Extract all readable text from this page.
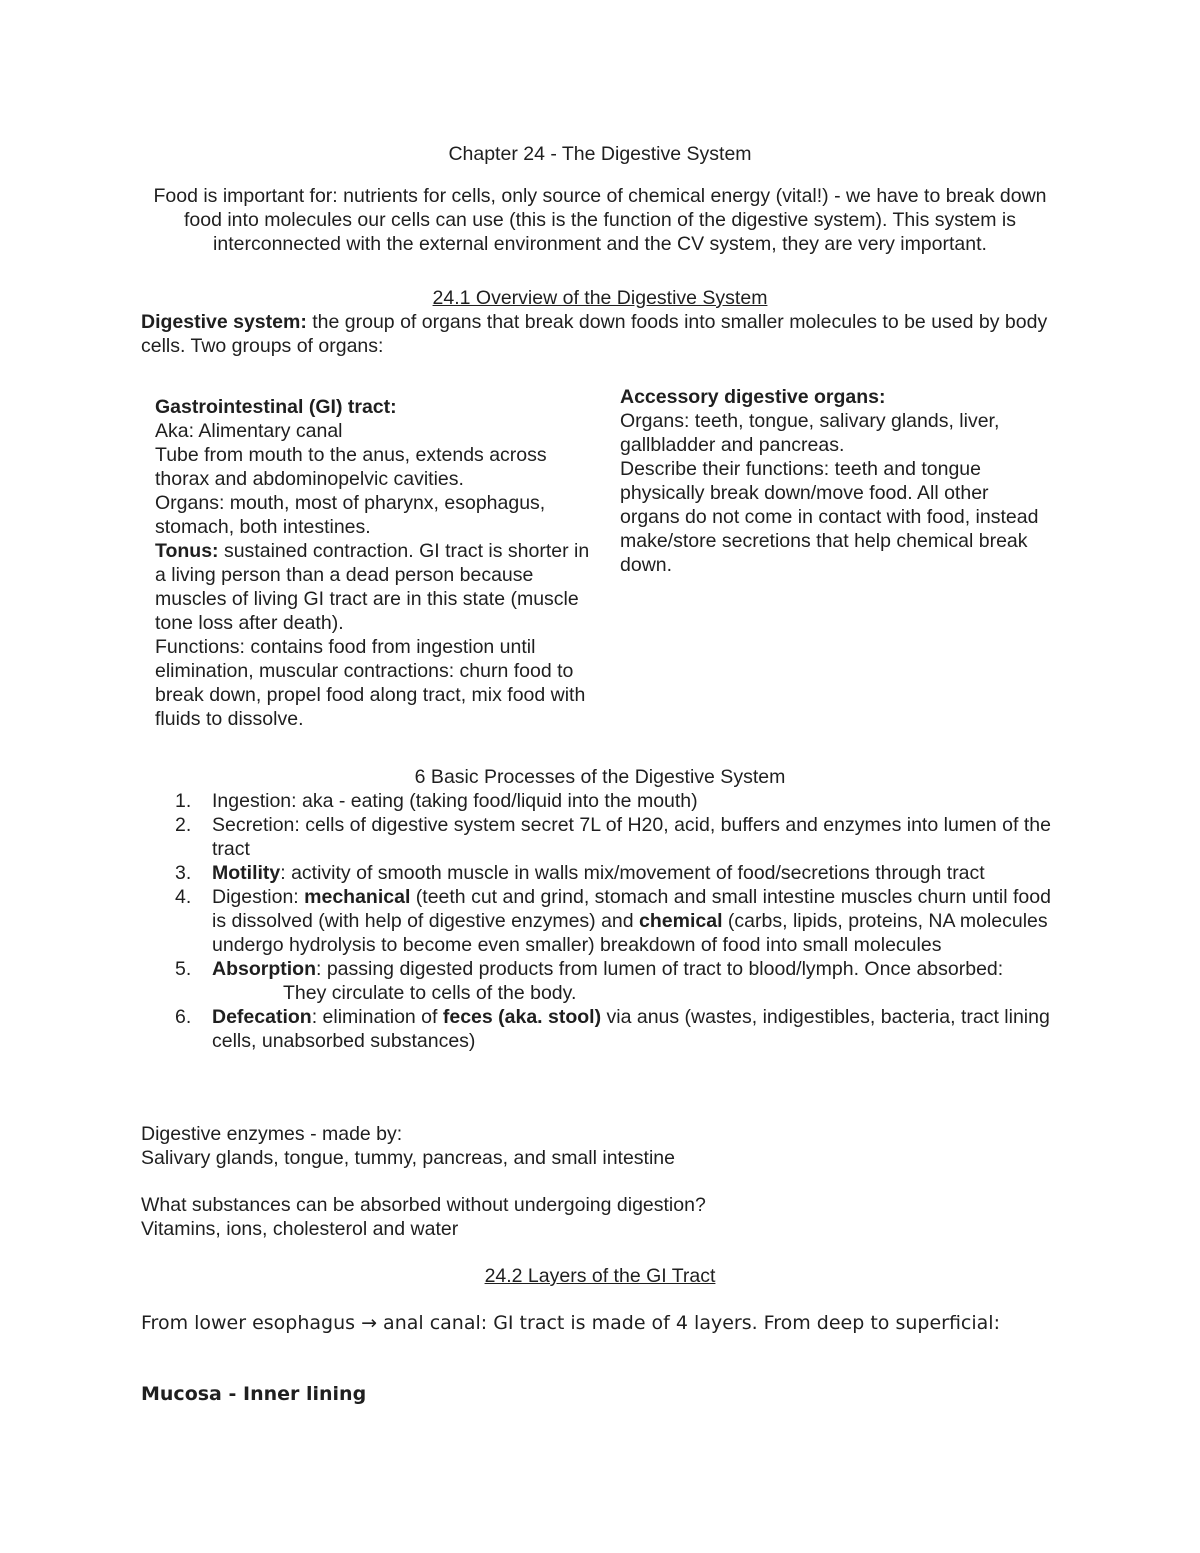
Chapter 24 - The Digestive System

Food is important for: nutrients for cells, only source of chemical energy (vital!) - we have to break down food into molecules our cells can use (this is the function of the digestive system). This system is interconnected with the external environment and the CV system, they are very important.

24.1 Overview of the Digestive System

Digestive system: the group of organs that break down foods into smaller molecules to be used by body cells. Two groups of organs:

Gastrointestinal (GI) tract:
Aka: Alimentary canal
Tube from mouth to the anus, extends across thorax and abdominopelvic cavities.
Organs: mouth, most of pharynx, esophagus, stomach, both intestines.
Tonus: sustained contraction. GI tract is shorter in a living person than a dead person because muscles of living GI tract are in this state (muscle tone loss after death).
Functions: contains food from ingestion until elimination, muscular contractions: churn food to break down, propel food along tract, mix food with fluids to dissolve.
Accessory digestive organs:
Organs: teeth, tongue, salivary glands, liver, gallbladder and pancreas.
Describe their functions: teeth and tongue physically break down/move food. All other organs do not come in contact with food, instead make/store secretions that help chemical break down.
6 Basic Processes of the Digestive System
1. Ingestion: aka - eating (taking food/liquid into the mouth)
2. Secretion: cells of digestive system secret 7L of H20, acid, buffers and enzymes into lumen of the tract
3. Motility: activity of smooth muscle in walls mix/movement of food/secretions through tract
4. Digestion: mechanical (teeth cut and grind, stomach and small intestine muscles churn until food is dissolved (with help of digestive enzymes) and chemical (carbs, lipids, proteins, NA molecules undergo hydrolysis to become even smaller) breakdown of food into small molecules
5. Absorption: passing digested products from lumen of tract to blood/lymph. Once absorbed:
They circulate to cells of the body.
6. Defecation: elimination of feces (aka. stool) via anus (wastes, indigestibles, bacteria, tract lining cells, unabsorbed substances)
Digestive enzymes - made by:
Salivary glands, tongue, tummy, pancreas, and small intestine
What substances can be absorbed without undergoing digestion?
Vitamins, ions, cholesterol and water
24.2 Layers of the GI Tract

From lower esophagus → anal canal: GI tract is made of 4 layers. From deep to superficial:

Mucosa - Inner lining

WHAT IS BEING ASKED
When you copy the lines above, drop the pictures and keep everything else exact.

RESPONSE AREA
Extract all readable text from this page.
Chapter 24 - The Digestive System

Food is important for: nutrients for cells, only source of chemical energy (vital!) - we have to break down food into molecules our cells can use (this is the function of the digestive system). This system is interconnected with the external environment and the CV system, they are very important.

24.1 Overview of the Digestive System

Digestive system: the group of organs that break down foods into smaller molecules to be used by body cells. Two groups of organs:

Gastrointestinal (GI) tract:
Aka: Alimentary canal
Tube from mouth to the anus, extends across thorax and abdominopelvic cavities.
Organs: mouth, most of pharynx, esophagus, stomach, both intestines.
Tonus: sustained contraction. GI tract is shorter in a living person than a dead person because muscles of living GI tract are in this state (muscle tone loss after death).
Functions: contains food from ingestion until elimination, muscular contractions: churn food to break down, propel food along tract, mix food with fluids to dissolve.
Accessory digestive organs:
Organs: teeth, tongue, salivary glands, liver, gallbladder and pancreas.
Describe their functions: teeth and tongue physically break down/move food. All other organs do not come in contact with food, instead make/store secretions that help chemical break down.
6 Basic Processes of the Digestive System
1. Ingestion: aka - eating (taking food/liquid into the mouth)
2. Secretion: cells of digestive system secret 7L of H20, acid, buffers and enzymes into lumen of the tract
3. Motility: activity of smooth muscle in walls mix/movement of food/secretions through tract
4. Digestion: mechanical (teeth cut and grind, stomach and small intestine muscles churn until food is dissolved (with help of digestive enzymes) and chemical (carbs, lipids, proteins, NA molecules undergo hydrolysis to become even smaller) breakdown of food into small molecules
5. Absorption: passing digested products from lumen of tract to blood/lymph. Once absorbed:
They circulate to cells of the body.
6. Defecation: elimination of feces (aka. stool) via anus (wastes, indigestibles, bacteria, tract lining cells, unabsorbed substances)
Digestive enzymes - made by:
Salivary glands, tongue, tummy, pancreas, and small intestine
What substances can be absorbed without undergoing digestion?
Vitamins, ions, cholesterol and water
24.2 Layers of the GI Tract

From lower esophagus → anal canal: GI tract is made of 4 layers. From deep to superficial:

Mucosa - Inner lining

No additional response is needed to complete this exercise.